● TO BE DONE:
Exclude images, then output the remaining data verbatim.

● SUPPLIED DATA:
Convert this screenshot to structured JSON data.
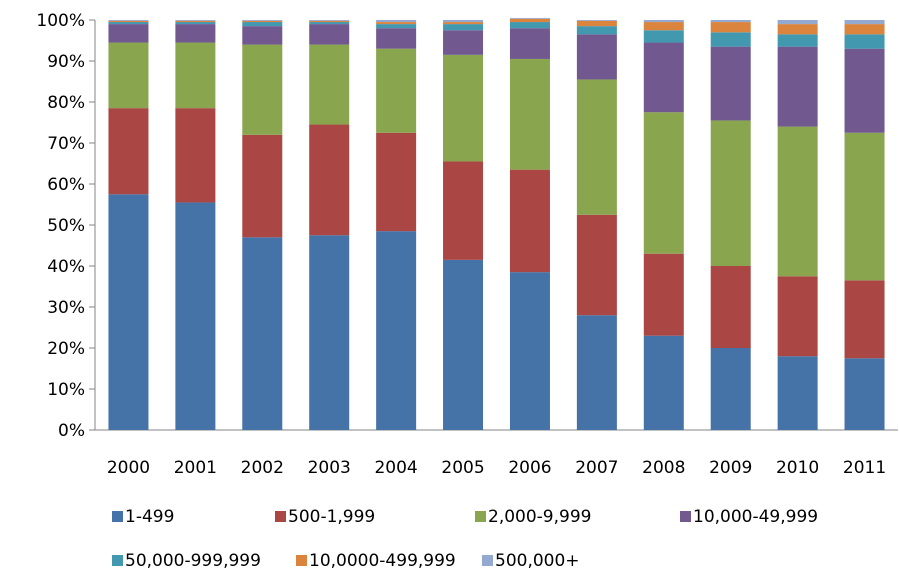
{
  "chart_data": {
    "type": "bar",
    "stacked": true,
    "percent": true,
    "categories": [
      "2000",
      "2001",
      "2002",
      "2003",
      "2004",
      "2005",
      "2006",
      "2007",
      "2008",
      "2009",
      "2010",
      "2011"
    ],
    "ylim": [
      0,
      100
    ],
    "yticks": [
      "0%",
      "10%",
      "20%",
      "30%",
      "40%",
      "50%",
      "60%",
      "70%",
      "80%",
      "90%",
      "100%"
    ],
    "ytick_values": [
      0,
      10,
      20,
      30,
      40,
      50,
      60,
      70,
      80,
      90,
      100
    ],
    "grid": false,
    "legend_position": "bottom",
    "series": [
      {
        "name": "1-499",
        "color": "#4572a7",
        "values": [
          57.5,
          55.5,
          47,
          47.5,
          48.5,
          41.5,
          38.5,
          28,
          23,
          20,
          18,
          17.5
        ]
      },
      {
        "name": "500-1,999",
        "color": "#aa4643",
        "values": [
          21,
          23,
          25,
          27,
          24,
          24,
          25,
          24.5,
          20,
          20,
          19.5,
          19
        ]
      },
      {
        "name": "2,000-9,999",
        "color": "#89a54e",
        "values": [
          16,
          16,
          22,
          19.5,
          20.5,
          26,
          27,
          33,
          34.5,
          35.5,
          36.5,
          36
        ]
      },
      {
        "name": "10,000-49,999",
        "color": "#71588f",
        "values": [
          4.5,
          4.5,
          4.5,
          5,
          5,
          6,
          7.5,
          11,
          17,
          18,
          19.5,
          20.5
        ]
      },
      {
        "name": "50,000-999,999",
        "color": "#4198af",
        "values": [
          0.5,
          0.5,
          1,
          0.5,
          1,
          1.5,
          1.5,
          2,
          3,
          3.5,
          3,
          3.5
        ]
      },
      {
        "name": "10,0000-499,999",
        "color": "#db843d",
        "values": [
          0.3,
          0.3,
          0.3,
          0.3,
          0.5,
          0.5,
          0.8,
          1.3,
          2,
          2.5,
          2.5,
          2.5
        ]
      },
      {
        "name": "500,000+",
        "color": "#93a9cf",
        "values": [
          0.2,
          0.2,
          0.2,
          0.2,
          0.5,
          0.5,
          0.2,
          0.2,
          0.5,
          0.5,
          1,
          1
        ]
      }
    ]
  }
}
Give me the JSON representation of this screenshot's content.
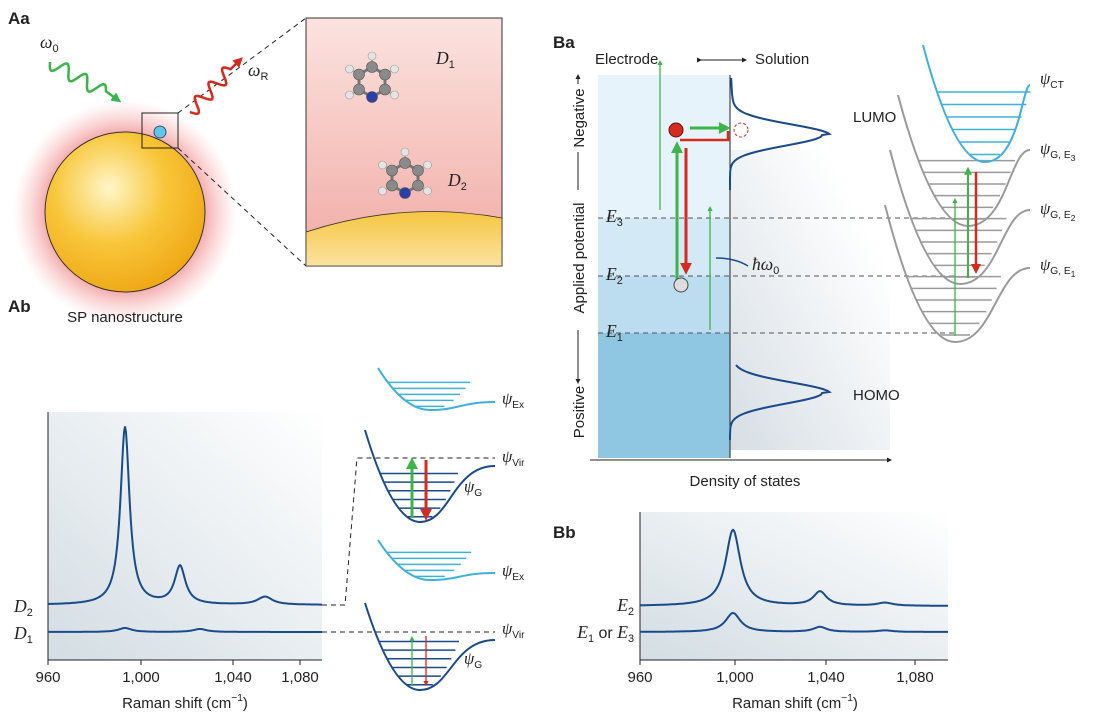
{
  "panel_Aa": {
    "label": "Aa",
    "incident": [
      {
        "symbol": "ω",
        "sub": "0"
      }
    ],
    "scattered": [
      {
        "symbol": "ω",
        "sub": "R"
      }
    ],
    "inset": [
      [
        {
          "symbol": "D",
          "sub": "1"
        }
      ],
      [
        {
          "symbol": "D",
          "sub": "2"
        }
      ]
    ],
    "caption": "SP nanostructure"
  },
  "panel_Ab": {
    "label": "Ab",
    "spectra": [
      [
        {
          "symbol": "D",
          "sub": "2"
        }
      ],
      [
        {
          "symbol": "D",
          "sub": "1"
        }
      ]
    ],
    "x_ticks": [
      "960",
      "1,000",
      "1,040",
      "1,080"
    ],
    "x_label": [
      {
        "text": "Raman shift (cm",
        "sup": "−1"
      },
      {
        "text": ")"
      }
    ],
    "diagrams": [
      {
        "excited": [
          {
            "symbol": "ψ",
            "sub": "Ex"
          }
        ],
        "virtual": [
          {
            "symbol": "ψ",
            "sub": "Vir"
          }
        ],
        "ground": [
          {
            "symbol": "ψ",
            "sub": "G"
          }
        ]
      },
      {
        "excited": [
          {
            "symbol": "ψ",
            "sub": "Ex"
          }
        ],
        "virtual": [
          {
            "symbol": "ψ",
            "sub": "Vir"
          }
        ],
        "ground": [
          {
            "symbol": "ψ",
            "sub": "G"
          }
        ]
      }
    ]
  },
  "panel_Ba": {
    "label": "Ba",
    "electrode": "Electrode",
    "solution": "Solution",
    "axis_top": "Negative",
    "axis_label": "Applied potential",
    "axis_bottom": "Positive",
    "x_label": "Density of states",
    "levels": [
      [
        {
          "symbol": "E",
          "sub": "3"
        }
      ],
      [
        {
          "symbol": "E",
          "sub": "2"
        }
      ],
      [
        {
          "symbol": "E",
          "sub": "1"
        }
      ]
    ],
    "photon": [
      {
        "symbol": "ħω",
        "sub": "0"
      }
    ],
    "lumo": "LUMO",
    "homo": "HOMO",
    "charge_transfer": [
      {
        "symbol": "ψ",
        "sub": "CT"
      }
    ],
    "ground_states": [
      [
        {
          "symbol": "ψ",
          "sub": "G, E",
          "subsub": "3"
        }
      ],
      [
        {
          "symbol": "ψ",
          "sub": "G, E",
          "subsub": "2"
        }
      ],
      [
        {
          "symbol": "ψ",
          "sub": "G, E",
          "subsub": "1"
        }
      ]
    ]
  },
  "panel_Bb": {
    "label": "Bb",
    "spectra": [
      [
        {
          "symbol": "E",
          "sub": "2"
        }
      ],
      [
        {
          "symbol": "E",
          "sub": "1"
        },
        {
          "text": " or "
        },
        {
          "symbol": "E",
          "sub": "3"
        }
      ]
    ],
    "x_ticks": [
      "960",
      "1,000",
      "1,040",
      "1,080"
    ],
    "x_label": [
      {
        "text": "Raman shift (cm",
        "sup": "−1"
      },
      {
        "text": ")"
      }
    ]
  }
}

● RESULT OF THIS TASK:
Convert this screenshot to structured JSON data.
{
  "chart_data": {
    "type": "bar",
    "stacked": true,
    "percent": true,
    "categories": [
      "2000",
      "2001",
      "2002",
      "2003",
      "2004",
      "2005",
      "2006",
      "2007",
      "2008",
      "2009",
      "2010",
      "2011"
    ],
    "ylim": [
      0,
      100
    ],
    "yticks": [
      "0%",
      "10%",
      "20%",
      "30%",
      "40%",
      "50%",
      "60%",
      "70%",
      "80%",
      "90%",
      "100%"
    ],
    "ytick_values": [
      0,
      10,
      20,
      30,
      40,
      50,
      60,
      70,
      80,
      90,
      100
    ],
    "grid": false,
    "legend_position": "bottom",
    "series": [
      {
        "name": "1-499",
        "color": "#4572a7",
        "values": [
          57.5,
          55.5,
          47,
          47.5,
          48.5,
          41.5,
          38.5,
          28,
          23,
          20,
          18,
          17.5
        ]
      },
      {
        "name": "500-1,999",
        "color": "#aa4643",
        "values": [
          21,
          23,
          25,
          27,
          24,
          24,
          25,
          24.5,
          20,
          20,
          19.5,
          19
        ]
      },
      {
        "name": "2,000-9,999",
        "color": "#89a54e",
        "values": [
          16,
          16,
          22,
          19.5,
          20.5,
          26,
          27,
          33,
          34.5,
          35.5,
          36.5,
          36
        ]
      },
      {
        "name": "10,000-49,999",
        "color": "#71588f",
        "values": [
          4.5,
          4.5,
          4.5,
          5,
          5,
          6,
          7.5,
          11,
          17,
          18,
          19.5,
          20.5
        ]
      },
      {
        "name": "50,000-999,999",
        "color": "#4198af",
        "values": [
          0.5,
          0.5,
          1,
          0.5,
          1,
          1.5,
          1.5,
          2,
          3,
          3.5,
          3,
          3.5
        ]
      },
      {
        "name": "10,0000-499,999",
        "color": "#db843d",
        "values": [
          0.3,
          0.3,
          0.3,
          0.3,
          0.5,
          0.5,
          0.8,
          1.3,
          2,
          2.5,
          2.5,
          2.5
        ]
      },
      {
        "name": "500,000+",
        "color": "#93a9cf",
        "values": [
          0.2,
          0.2,
          0.2,
          0.2,
          0.5,
          0.5,
          0.2,
          0.2,
          0.5,
          0.5,
          1,
          1
        ]
      }
    ]
  }
}
Give me the JSON representation of this screenshot's content.
{
  "panel_Aa": {
    "label": "Aa",
    "incident": [
      {
        "symbol": "ω",
        "sub": "0"
      }
    ],
    "scattered": [
      {
        "symbol": "ω",
        "sub": "R"
      }
    ],
    "inset": [
      [
        {
          "symbol": "D",
          "sub": "1"
        }
      ],
      [
        {
          "symbol": "D",
          "sub": "2"
        }
      ]
    ],
    "caption": "SP nanostructure"
  },
  "panel_Ab": {
    "label": "Ab",
    "spectra": [
      [
        {
          "symbol": "D",
          "sub": "2"
        }
      ],
      [
        {
          "symbol": "D",
          "sub": "1"
        }
      ]
    ],
    "x_ticks": [
      "960",
      "1,000",
      "1,040",
      "1,080"
    ],
    "x_label": [
      {
        "text": "Raman shift (cm",
        "sup": "−1"
      },
      {
        "text": ")"
      }
    ],
    "diagrams": [
      {
        "excited": [
          {
            "symbol": "ψ",
            "sub": "Ex"
          }
        ],
        "virtual": [
          {
            "symbol": "ψ",
            "sub": "Vir"
          }
        ],
        "ground": [
          {
            "symbol": "ψ",
            "sub": "G"
          }
        ]
      },
      {
        "excited": [
          {
            "symbol": "ψ",
            "sub": "Ex"
          }
        ],
        "virtual": [
          {
            "symbol": "ψ",
            "sub": "Vir"
          }
        ],
        "ground": [
          {
            "symbol": "ψ",
            "sub": "G"
          }
        ]
      }
    ]
  },
  "panel_Ba": {
    "label": "Ba",
    "electrode": "Electrode",
    "solution": "Solution",
    "axis_top": "Negative",
    "axis_label": "Applied potential",
    "axis_bottom": "Positive",
    "x_label": "Density of states",
    "levels": [
      [
        {
          "symbol": "E",
          "sub": "3"
        }
      ],
      [
        {
          "symbol": "E",
          "sub": "2"
        }
      ],
      [
        {
          "symbol": "E",
          "sub": "1"
        }
      ]
    ],
    "photon": [
      {
        "symbol": "ħω",
        "sub": "0"
      }
    ],
    "lumo": "LUMO",
    "homo": "HOMO",
    "charge_transfer": [
      {
        "symbol": "ψ",
        "sub": "CT"
      }
    ],
    "ground_states": [
      [
        {
          "symbol": "ψ",
          "sub": "G, E",
          "subsub": "3"
        }
      ],
      [
        {
          "symbol": "ψ",
          "sub": "G, E",
          "subsub": "2"
        }
      ],
      [
        {
          "symbol": "ψ",
          "sub": "G, E",
          "subsub": "1"
        }
      ]
    ]
  },
  "panel_Bb": {
    "label": "Bb",
    "spectra": [
      [
        {
          "symbol": "E",
          "sub": "2"
        }
      ],
      [
        {
          "symbol": "E",
          "sub": "1"
        },
        {
          "text": " or "
        },
        {
          "symbol": "E",
          "sub": "3"
        }
      ]
    ],
    "x_ticks": [
      "960",
      "1,000",
      "1,040",
      "1,080"
    ],
    "x_label": [
      {
        "text": "Raman shift (cm",
        "sup": "−1"
      },
      {
        "text": ")"
      }
    ]
  }
}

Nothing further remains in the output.